### What is needed
Beginning with the line containing "Reverse-engineer this chart into JSON." and ending with the last line of the records, set down every line exactly.
***
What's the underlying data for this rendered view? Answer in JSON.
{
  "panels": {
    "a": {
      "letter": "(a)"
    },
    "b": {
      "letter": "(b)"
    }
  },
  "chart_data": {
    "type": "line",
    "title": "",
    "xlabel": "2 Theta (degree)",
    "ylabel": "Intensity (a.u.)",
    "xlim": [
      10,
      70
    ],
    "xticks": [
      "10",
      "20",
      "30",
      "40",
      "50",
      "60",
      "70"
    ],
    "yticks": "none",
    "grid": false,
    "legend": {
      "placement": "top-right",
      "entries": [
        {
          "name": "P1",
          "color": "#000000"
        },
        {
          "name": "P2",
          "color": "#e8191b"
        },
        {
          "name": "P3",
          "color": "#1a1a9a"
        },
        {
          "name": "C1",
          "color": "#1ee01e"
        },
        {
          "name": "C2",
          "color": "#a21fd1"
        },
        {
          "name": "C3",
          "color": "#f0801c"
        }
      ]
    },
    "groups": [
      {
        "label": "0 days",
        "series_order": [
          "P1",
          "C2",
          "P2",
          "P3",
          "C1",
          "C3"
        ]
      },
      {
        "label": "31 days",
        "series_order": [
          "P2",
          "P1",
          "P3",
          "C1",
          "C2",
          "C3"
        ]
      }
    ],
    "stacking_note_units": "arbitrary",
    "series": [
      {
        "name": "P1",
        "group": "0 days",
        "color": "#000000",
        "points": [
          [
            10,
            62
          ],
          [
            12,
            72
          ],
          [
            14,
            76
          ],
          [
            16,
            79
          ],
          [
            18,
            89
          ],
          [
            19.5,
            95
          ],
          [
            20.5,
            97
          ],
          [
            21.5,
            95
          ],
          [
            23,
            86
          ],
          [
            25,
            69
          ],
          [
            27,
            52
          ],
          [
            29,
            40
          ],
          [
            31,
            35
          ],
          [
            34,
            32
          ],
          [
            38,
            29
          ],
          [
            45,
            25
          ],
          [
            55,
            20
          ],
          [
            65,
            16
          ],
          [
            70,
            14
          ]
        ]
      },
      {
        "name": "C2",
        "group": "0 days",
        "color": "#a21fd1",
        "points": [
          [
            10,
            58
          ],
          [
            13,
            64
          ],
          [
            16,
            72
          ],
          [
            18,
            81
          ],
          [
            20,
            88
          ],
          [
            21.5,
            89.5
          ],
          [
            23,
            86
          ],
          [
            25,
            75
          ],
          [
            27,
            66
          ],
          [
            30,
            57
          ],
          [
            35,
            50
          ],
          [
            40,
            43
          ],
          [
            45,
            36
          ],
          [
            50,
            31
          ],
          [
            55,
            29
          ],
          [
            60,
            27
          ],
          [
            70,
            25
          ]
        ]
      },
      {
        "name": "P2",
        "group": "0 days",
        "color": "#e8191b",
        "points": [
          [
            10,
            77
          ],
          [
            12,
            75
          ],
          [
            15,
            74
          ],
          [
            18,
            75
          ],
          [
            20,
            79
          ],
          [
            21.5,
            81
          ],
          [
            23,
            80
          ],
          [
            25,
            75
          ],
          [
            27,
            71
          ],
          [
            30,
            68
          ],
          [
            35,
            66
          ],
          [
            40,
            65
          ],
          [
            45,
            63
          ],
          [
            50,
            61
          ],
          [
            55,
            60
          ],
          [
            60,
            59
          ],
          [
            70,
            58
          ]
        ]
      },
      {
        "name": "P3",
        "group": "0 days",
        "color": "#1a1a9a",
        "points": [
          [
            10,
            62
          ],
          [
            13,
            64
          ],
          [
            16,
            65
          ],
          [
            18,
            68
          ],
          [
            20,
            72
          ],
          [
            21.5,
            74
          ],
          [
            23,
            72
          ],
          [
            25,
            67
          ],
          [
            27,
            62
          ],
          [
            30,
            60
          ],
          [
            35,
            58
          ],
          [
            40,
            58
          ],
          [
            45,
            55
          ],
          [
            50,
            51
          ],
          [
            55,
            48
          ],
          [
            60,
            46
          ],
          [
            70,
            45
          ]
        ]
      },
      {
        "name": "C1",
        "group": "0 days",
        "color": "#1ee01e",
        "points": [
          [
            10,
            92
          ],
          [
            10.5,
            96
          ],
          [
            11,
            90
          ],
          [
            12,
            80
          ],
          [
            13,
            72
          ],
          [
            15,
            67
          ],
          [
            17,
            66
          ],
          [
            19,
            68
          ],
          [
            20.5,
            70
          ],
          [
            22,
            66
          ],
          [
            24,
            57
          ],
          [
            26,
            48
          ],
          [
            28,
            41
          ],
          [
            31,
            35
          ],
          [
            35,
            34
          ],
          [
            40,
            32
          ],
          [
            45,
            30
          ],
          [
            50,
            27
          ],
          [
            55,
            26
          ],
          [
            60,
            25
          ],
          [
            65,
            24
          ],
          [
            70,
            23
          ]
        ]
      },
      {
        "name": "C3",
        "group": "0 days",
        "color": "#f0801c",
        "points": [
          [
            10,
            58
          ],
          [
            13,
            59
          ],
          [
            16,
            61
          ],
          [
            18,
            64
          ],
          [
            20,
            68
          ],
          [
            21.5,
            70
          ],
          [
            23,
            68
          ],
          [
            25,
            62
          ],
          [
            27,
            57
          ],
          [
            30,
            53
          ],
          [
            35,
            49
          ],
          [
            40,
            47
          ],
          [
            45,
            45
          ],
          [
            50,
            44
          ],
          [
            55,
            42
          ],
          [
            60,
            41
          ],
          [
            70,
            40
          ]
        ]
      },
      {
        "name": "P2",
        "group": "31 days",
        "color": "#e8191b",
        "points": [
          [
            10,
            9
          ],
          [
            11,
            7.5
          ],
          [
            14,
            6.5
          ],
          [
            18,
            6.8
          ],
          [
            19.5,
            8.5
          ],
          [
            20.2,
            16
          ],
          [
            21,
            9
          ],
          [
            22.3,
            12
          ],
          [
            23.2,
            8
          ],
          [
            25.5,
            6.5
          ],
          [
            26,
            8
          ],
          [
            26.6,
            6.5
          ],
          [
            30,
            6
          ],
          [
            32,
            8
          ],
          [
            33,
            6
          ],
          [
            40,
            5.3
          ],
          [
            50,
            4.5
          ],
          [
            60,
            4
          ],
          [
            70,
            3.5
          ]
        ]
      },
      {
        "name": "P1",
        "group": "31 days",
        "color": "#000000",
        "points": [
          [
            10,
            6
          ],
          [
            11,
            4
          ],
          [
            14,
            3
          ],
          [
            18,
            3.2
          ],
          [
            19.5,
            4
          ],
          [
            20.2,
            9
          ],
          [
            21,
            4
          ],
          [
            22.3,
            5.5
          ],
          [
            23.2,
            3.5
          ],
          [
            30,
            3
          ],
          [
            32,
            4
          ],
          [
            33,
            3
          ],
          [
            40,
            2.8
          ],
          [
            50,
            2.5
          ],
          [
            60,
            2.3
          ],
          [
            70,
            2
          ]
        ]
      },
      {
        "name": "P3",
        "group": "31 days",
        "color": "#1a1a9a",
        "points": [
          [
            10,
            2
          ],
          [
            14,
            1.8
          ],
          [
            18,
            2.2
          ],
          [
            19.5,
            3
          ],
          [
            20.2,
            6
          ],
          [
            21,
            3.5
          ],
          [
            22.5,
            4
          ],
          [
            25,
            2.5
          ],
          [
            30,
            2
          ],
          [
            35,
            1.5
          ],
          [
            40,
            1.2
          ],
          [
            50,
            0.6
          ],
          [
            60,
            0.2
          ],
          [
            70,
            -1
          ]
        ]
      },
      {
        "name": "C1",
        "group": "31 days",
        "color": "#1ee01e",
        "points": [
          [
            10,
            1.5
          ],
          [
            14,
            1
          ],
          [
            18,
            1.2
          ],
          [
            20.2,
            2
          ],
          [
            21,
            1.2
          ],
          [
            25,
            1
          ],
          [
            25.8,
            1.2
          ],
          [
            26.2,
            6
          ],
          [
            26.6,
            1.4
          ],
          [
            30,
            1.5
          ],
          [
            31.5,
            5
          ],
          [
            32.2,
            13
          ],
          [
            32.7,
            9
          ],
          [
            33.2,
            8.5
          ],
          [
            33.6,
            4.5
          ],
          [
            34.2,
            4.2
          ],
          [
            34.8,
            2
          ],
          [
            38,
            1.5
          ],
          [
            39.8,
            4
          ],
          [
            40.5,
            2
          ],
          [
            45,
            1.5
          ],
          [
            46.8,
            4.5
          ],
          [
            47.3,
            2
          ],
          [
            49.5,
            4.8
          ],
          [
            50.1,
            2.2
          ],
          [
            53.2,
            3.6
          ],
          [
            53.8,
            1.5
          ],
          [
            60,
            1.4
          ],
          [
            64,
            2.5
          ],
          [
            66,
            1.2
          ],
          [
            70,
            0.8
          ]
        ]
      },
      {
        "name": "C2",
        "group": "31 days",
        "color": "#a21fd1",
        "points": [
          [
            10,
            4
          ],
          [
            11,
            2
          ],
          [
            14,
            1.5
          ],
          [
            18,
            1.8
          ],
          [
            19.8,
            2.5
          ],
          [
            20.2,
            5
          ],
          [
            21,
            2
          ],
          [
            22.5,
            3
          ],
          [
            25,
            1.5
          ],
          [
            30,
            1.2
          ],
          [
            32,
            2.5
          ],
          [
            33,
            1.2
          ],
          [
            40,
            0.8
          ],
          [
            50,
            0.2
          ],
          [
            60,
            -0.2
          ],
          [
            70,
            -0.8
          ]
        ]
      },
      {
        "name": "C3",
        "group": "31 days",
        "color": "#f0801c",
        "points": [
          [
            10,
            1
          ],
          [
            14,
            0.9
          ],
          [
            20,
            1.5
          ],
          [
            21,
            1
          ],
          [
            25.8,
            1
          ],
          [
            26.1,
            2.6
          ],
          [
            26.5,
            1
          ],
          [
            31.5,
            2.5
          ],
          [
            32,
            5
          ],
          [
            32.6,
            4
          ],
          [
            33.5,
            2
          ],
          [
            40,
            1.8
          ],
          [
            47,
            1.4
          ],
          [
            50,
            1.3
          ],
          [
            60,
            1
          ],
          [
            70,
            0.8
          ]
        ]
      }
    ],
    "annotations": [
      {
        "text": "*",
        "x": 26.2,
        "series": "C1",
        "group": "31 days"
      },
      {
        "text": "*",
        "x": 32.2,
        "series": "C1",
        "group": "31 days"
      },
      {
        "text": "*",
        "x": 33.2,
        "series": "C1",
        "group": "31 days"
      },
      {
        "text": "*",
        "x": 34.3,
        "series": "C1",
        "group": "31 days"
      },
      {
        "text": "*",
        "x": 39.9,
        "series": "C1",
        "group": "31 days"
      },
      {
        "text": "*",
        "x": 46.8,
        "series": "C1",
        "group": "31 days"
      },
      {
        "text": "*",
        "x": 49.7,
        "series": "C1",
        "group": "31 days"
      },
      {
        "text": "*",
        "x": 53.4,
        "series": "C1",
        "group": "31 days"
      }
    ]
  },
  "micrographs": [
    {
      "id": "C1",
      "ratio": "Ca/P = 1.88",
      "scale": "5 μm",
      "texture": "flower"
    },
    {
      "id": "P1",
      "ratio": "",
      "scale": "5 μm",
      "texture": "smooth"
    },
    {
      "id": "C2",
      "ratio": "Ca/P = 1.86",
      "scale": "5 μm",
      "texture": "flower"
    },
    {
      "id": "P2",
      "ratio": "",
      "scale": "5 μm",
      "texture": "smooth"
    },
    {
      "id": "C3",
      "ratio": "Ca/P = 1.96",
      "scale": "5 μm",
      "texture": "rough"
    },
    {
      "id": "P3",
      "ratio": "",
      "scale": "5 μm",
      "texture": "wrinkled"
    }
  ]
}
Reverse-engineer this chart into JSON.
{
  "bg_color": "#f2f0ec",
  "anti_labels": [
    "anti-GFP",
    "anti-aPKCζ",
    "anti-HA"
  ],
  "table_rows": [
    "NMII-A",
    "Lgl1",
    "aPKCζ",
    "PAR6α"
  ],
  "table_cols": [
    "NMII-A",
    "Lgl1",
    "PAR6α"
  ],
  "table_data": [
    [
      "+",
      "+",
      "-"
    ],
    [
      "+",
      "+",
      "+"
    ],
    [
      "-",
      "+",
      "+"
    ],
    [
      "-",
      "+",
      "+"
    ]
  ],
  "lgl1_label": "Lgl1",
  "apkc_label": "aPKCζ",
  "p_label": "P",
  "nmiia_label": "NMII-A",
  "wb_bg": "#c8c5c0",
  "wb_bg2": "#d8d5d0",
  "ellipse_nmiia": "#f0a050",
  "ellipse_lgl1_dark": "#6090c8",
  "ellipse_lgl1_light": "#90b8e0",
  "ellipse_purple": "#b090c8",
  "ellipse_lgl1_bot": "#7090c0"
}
***
### Solution
Reverse-engineer this chart into JSON.
{
  "bg_color": "#f2f0ec",
  "anti_labels": [
    "anti-GFP",
    "anti-aPKCζ",
    "anti-HA"
  ],
  "table_rows": [
    "NMII-A",
    "Lgl1",
    "aPKCζ",
    "PAR6α"
  ],
  "table_cols": [
    "NMII-A",
    "Lgl1",
    "PAR6α"
  ],
  "table_data": [
    [
      "+",
      "+",
      "-"
    ],
    [
      "+",
      "+",
      "+"
    ],
    [
      "-",
      "+",
      "+"
    ],
    [
      "-",
      "+",
      "+"
    ]
  ],
  "lgl1_label": "Lgl1",
  "apkc_label": "aPKCζ",
  "p_label": "P",
  "nmiia_label": "NMII-A",
  "wb_bg": "#c8c5c0",
  "wb_bg2": "#d8d5d0",
  "ellipse_nmiia": "#f0a050",
  "ellipse_lgl1_dark": "#6090c8",
  "ellipse_lgl1_light": "#90b8e0",
  "ellipse_purple": "#b090c8",
  "ellipse_lgl1_bot": "#7090c0"
}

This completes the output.